A run of records

┌──

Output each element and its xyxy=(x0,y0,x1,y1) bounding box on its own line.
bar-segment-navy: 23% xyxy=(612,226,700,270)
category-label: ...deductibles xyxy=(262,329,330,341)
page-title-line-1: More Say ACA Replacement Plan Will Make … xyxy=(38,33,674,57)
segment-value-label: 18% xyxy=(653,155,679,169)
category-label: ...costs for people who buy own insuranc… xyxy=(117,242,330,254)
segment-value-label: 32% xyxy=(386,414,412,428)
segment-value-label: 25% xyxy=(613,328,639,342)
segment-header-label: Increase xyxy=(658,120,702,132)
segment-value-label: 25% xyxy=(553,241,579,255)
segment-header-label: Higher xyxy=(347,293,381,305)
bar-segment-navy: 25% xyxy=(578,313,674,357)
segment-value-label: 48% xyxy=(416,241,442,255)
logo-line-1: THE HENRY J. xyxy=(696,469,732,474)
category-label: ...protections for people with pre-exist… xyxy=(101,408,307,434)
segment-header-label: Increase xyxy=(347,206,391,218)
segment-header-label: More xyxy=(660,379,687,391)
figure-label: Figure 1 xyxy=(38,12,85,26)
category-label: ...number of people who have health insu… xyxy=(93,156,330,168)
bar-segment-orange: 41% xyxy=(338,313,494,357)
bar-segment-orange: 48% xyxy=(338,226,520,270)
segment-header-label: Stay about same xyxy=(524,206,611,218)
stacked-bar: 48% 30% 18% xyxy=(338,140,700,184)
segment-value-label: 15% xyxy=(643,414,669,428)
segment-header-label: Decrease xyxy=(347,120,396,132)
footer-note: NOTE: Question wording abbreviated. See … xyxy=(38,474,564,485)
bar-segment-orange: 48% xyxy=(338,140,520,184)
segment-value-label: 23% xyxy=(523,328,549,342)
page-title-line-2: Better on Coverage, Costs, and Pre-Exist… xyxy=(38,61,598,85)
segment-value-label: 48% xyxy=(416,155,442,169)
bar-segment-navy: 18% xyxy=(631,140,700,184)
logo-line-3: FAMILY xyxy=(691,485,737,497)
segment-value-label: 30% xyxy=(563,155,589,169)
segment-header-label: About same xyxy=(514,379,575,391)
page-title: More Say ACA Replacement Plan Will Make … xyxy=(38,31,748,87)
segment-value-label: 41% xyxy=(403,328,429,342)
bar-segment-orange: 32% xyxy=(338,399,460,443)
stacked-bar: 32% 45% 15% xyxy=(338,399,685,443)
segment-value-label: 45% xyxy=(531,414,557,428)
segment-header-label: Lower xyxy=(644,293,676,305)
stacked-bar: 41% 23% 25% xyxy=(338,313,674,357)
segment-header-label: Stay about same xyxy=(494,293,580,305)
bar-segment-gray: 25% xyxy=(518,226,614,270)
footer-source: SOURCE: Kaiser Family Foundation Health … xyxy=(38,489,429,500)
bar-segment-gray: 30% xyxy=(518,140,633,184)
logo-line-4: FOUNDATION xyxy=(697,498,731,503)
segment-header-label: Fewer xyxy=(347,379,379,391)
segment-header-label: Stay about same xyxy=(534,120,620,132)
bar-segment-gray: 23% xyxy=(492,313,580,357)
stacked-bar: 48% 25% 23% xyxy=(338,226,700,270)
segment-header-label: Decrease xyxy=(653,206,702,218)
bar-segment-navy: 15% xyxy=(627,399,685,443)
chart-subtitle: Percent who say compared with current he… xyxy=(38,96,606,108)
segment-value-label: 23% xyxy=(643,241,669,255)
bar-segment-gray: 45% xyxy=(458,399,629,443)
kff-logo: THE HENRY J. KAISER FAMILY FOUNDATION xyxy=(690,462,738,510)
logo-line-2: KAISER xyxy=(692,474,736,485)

└──

Directions = Copy the lines exactly as they appear, from the start of the records through the line containing "segment-value-label: 18% xyxy=(653,155,679,169)", inclusive.

Exercise solution =
Output each element and its xyxy=(x0,y0,x1,y1) bounding box on its own line.
bar-segment-navy: 23% xyxy=(612,226,700,270)
category-label: ...deductibles xyxy=(262,329,330,341)
page-title-line-1: More Say ACA Replacement Plan Will Make … xyxy=(38,33,674,57)
segment-value-label: 18% xyxy=(653,155,679,169)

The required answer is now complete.